__ESTRATTO DELLA PAGINA__.
· · · ·

11.3399 · Mozione · 2011-04-14
Dipartimento dell'ambiente, dei trasporti, dell'energia e delle comunicazioni
Liquidato
Wortlaut
In qualità di proprietario, il Consiglio federale è invitato a incaricare le FFS di elaborare uno scenario atto a rinunciare all'energia nucleare, per il proprio fabbisogno energetico, e a disimpegnarsi dalla partecipazione nelle centrali nucleari.
Begründung
Le FFS rappresentano il più grande consumatore di energia elettrica della Svizzera. Il 25 per cento di questa energia proviene da centrali nucleari. I pericoli connessi alle centrali nucleari e i problemi irrisolti legati ai depositi delle scorie radioattive erano già noti prima della catastrofe di Fukushima. Nella sua veste di proprietaria delle FFS, la Confederazione deve perseguire una politica energetica sostenibile. Uno scenario di abbandono dell'atomo per questa grande impresa energivora e la promozione delle energie rinnovabili devono essere nelle corde della Confederazione. Le FFS devono perciò disimpegnarsi da tutte le partecipazioni nelle centrali nucleari e coprire il loro fabbisogno energetico senza ricorrere al nucleare. L'approvvigionamento energetico dev'essere garantito partecipando a centrali svizzere ed estere che producono energia da fonti rinnovabili. Inoltre, l'esercizio delle FFS deve essere analizzato sotto il profilo dell'efficienza energetica e delle possibilità di risparmio.

· · · ·

__ESERCIZI DA SVOLGERE__.
1) Secondo la mozione sulle FFS e il nucleare, quale quota dell'energia elettrica consumata dalle FFS proviene da centrali nucleari?
2) Prosegui la mozione sulle FFS e il nucleare, ripartendo dopo la sua ultima frase.

__ESTRATTI DEI DATI__.

· · · ·

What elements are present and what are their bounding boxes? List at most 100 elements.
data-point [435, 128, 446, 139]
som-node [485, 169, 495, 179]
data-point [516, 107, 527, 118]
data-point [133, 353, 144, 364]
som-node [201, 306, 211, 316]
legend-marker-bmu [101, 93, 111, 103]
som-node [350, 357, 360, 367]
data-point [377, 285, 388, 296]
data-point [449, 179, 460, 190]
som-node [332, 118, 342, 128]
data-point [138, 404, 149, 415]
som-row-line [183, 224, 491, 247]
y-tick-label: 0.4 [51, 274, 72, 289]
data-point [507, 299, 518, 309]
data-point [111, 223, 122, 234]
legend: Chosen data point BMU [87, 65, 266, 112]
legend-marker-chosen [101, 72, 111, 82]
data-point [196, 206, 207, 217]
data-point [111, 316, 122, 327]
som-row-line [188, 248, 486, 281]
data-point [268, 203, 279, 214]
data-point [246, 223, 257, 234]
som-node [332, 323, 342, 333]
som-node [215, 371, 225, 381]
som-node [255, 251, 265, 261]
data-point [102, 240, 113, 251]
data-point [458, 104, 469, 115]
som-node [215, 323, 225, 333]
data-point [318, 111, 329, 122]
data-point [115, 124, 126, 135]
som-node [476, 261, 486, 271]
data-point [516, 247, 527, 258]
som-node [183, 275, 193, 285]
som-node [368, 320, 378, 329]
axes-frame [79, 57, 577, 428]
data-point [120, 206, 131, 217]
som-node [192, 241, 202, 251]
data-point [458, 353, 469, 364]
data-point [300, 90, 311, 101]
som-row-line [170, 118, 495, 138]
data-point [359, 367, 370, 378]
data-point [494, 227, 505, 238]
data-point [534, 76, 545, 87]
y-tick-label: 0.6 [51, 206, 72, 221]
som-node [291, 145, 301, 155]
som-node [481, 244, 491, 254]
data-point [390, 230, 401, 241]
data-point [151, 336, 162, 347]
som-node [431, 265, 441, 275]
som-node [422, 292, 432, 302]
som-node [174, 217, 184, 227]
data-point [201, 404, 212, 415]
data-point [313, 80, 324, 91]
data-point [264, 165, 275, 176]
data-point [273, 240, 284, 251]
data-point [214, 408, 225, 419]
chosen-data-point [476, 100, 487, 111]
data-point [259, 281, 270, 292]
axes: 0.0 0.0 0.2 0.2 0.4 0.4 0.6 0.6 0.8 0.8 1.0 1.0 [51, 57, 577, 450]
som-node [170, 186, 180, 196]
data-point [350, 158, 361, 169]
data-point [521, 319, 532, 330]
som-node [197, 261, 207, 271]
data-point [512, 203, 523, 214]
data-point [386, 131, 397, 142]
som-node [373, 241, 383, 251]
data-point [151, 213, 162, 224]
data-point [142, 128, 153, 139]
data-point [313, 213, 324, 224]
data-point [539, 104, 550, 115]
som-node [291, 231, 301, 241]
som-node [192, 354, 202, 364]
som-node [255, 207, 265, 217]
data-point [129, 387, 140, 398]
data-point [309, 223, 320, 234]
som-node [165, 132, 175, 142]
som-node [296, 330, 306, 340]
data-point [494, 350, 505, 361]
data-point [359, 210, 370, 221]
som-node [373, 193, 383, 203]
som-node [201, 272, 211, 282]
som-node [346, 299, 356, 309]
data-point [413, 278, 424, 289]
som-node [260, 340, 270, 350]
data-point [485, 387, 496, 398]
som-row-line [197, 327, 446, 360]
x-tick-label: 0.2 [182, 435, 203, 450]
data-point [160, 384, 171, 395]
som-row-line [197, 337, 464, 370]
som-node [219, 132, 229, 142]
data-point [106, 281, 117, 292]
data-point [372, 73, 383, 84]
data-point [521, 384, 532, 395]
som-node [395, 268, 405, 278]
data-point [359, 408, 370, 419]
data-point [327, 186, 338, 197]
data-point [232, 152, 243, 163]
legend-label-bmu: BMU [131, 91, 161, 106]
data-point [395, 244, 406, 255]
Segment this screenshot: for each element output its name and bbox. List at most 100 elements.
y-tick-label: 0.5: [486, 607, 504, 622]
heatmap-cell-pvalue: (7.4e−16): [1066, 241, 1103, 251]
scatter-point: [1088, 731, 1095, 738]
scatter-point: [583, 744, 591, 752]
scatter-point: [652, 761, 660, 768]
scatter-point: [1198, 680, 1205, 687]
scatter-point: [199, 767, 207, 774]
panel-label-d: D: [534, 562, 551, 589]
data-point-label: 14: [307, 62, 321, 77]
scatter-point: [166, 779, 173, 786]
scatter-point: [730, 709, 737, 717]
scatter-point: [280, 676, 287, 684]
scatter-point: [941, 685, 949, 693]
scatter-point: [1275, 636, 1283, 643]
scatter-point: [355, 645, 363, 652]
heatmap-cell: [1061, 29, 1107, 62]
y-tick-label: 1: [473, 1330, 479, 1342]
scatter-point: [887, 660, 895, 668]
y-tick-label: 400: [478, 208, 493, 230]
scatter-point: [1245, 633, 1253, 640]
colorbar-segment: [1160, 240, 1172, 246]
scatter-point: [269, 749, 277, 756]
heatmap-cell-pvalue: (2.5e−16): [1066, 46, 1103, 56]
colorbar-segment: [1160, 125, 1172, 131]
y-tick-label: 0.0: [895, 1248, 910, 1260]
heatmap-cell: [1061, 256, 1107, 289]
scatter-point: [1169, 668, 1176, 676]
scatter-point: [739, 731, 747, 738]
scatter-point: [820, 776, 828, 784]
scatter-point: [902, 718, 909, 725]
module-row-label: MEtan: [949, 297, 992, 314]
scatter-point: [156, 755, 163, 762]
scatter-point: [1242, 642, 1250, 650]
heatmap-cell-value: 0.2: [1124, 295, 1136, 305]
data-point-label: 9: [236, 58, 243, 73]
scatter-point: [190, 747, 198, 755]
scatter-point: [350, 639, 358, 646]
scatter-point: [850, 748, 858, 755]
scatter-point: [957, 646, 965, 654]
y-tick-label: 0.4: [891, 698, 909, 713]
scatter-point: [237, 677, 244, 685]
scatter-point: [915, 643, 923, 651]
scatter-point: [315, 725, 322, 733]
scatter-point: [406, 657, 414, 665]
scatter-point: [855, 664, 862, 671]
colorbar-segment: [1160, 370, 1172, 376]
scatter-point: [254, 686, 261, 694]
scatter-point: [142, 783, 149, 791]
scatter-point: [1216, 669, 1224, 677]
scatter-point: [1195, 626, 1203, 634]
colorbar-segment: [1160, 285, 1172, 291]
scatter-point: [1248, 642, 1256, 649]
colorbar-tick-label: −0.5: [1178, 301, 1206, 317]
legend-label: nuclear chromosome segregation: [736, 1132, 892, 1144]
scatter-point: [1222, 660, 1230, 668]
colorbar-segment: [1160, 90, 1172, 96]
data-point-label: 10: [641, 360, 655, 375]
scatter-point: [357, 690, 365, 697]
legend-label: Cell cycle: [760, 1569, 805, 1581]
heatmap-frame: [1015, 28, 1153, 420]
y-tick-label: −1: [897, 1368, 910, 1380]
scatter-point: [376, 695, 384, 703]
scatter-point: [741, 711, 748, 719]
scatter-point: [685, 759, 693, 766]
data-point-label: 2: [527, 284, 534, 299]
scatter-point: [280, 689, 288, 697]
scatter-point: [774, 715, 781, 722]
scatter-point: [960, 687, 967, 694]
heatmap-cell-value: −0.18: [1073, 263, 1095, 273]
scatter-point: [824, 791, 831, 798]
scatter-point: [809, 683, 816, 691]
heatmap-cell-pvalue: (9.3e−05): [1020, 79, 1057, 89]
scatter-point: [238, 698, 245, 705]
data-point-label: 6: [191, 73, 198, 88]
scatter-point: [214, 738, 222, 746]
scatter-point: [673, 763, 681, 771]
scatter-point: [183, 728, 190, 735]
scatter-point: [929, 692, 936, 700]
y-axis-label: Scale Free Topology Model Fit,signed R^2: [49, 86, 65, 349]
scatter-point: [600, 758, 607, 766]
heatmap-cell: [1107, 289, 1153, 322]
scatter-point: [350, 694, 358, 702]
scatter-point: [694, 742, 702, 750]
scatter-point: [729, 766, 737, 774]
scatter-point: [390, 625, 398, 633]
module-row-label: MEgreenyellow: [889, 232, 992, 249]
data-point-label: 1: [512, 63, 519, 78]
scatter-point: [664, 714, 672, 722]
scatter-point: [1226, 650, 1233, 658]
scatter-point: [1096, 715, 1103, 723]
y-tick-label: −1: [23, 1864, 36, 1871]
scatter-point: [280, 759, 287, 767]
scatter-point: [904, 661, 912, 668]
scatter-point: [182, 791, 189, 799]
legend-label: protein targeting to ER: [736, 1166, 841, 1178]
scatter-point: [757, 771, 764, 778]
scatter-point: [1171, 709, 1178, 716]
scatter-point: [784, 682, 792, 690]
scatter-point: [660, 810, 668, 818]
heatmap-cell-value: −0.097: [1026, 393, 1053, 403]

· · · ·

__RISPOSTE PER ESERCIZIO__.
1) Il 25 per cento.

2)
Antrag des Bundesrates
Il Consiglio federale propone di accogliere la mozione.
Stellungnahme des Bundesrates
Il 25 maggio 2011, il Consiglio federale ha adottato una nuova strategia in materia energetica, basata sulla decisione di non sostituire le attuali centrali nucleari svizzere al termine del loro ciclo di vita. Il governo auspica che le imprese parastatali quali FFS, Posta e Swisscom perseguano una strategia aziendale orientata ai principi dello sviluppo sostenibile. Di propria iniziativa, le FFS stanno già esaminando la possibilità di rinunciare all'energia elettrica di origine nucleare e alle quote di partecipazione in centrali atomiche, nonché le conseguenze di questa rinuncia.
Il DATEC, dal canto suo, ha incaricato le imprese parastatali di illustrare se, e in quale misura, sussistano ulteriori potenziali di sfruttamento delle energie rinnovabili e di aumento dell'efficienza energetica. A tempo debito, il Consiglio federale presenterà al Parlamento un rendiconto sugli accertamenti in corso.
Il Consiglio federale propone di accogliere la mozione.